-- BEGIN Records provided --

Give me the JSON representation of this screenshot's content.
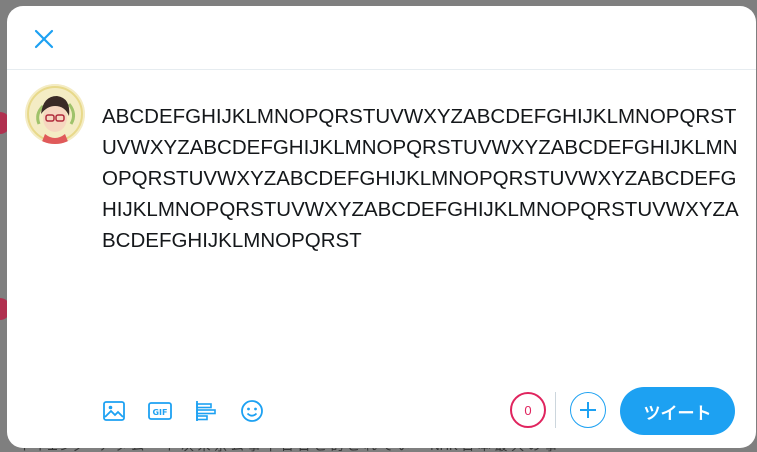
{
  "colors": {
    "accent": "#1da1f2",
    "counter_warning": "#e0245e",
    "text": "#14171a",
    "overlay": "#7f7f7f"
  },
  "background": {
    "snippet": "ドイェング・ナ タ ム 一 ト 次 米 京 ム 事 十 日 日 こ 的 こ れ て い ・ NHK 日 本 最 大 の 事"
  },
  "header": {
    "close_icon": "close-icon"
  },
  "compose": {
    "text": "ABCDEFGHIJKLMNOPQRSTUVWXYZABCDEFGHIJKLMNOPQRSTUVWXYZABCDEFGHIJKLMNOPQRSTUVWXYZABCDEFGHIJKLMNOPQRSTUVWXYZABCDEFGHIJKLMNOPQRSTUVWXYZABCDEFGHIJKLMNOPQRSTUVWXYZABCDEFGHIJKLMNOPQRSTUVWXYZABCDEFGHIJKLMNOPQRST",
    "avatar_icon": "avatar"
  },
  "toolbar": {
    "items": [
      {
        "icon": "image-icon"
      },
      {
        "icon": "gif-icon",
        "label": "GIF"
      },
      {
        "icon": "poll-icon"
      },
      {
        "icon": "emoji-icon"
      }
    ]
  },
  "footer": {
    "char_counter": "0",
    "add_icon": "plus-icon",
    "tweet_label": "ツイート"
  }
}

-- END Records provided --
-- BEGIN Records provided --

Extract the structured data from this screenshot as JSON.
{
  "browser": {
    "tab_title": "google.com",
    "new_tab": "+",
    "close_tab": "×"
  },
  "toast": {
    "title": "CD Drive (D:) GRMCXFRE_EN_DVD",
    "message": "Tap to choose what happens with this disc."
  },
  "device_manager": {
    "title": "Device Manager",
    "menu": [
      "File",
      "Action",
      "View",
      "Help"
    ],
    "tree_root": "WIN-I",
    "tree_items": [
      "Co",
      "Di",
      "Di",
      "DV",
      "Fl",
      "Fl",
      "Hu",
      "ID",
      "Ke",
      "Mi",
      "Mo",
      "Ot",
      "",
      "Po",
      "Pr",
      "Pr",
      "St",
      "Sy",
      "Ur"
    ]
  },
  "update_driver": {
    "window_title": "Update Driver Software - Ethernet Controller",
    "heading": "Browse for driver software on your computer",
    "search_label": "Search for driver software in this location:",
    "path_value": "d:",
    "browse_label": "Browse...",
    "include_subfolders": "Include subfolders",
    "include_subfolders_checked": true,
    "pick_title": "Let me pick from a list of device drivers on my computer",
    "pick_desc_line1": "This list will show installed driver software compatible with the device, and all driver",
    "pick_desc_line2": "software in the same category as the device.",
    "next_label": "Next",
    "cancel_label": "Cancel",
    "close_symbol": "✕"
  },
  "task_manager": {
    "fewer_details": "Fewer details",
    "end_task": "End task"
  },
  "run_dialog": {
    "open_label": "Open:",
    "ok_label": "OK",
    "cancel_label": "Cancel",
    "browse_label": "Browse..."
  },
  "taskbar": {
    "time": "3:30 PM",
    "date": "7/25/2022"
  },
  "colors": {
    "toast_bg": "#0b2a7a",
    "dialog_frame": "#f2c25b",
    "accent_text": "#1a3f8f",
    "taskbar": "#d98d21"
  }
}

-- END Records provided --

» **Given request**: Say how many lines in the records contain the string "from", and say nothing else.

» **Task solution**: 2